## Start DATA SECTION

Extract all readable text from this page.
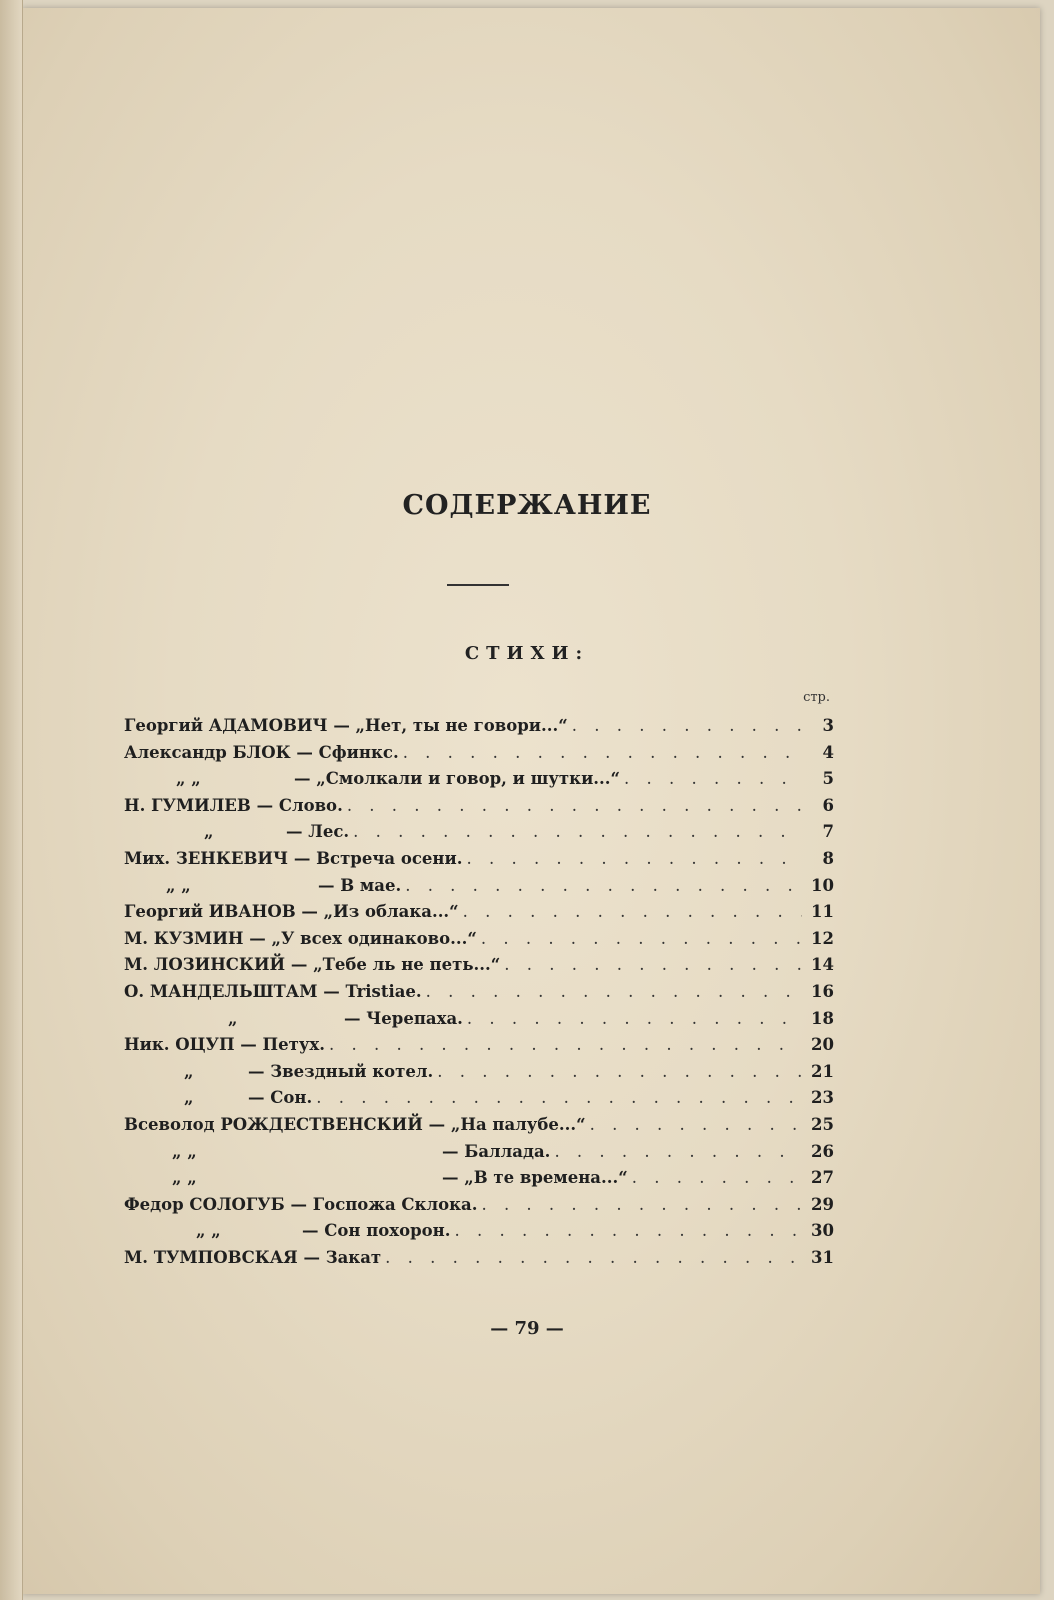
СОДЕРЖАНИЕ
СТИХИ:
стр.
Георгий АДАМОВИЧ
— „Нет, ты не говори...“ . . .	3
Александр БЛОК
— Сфинкс. . . .	4
„ „	— „Смолкали и говор, и шутки...“ . . .	5
Н. ГУМИЛЕВ
— Слово. . . .	6
„	— Лес. . . .	7
Мих. ЗЕНКЕВИЧ
— Встреча осени. . . .	8
„ „	— В мае. . . .	10
Георгий ИВАНОВ
— „Из облака...“ . . .	11
М. КУЗМИН
— „У всех одинаково...“ . . .	12
М. ЛОЗИНСКИЙ
— „Тебе ль не петь...“ . . .	14
О. МАНДЕЛЬШТАМ
— Tristiae. . . .	16
„	— Черепаха. . . .	18
Ник. ОЦУП
— Петух. . . .	20
„	— Звездный котел. . . .	21
„	— Сон. . . .	23
Всеволод РОЖДЕСТВЕНСКИЙ
— „На палубе...“ . . .	25
„ „	— Баллада. . . .	26
„ „	— „В те времена...“ . . .	27
Федор СОЛОГУБ
— Госпожа Склока. . . .	29
„ „	— Сон похорон. . . .	30
М. ТУМПОВСКАЯ
— Закат . . .	31
— 79 —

## End DATA SECTION

__PROBLEM DETAILS__. Return every line of the records exactly as given, pictures excluded.

__THE SOLUTION__.
Extract all readable text from this page.
СОДЕРЖАНИЕ
СТИХИ:
стр.
Георгий АДАМОВИЧ
— „Нет, ты не говори...“ . . .	3
Александр БЛОК
— Сфинкс. . . .	4
„ „	— „Смолкали и говор, и шутки...“ . . .	5
Н. ГУМИЛЕВ
— Слово. . . .	6
„	— Лес. . . .	7
Мих. ЗЕНКЕВИЧ
— Встреча осени. . . .	8
„ „	— В мае. . . .	10
Георгий ИВАНОВ
— „Из облака...“ . . .	11
М. КУЗМИН
— „У всех одинаково...“ . . .	12
М. ЛОЗИНСКИЙ
— „Тебе ль не петь...“ . . .	14
О. МАНДЕЛЬШТАМ
— Tristiae. . . .	16
„	— Черепаха. . . .	18
Ник. ОЦУП
— Петух. . . .	20
„	— Звездный котел. . . .	21
„	— Сон. . . .	23
Всеволод РОЖДЕСТВЕНСКИЙ
— „На палубе...“ . . .	25
„ „	— Баллада. . . .	26
„ „	— „В те времена...“ . . .	27
Федор СОЛОГУБ
— Госпожа Склока. . . .	29
„ „	— Сон похорон. . . .	30
М. ТУМПОВСКАЯ
— Закат . . .	31
— 79 —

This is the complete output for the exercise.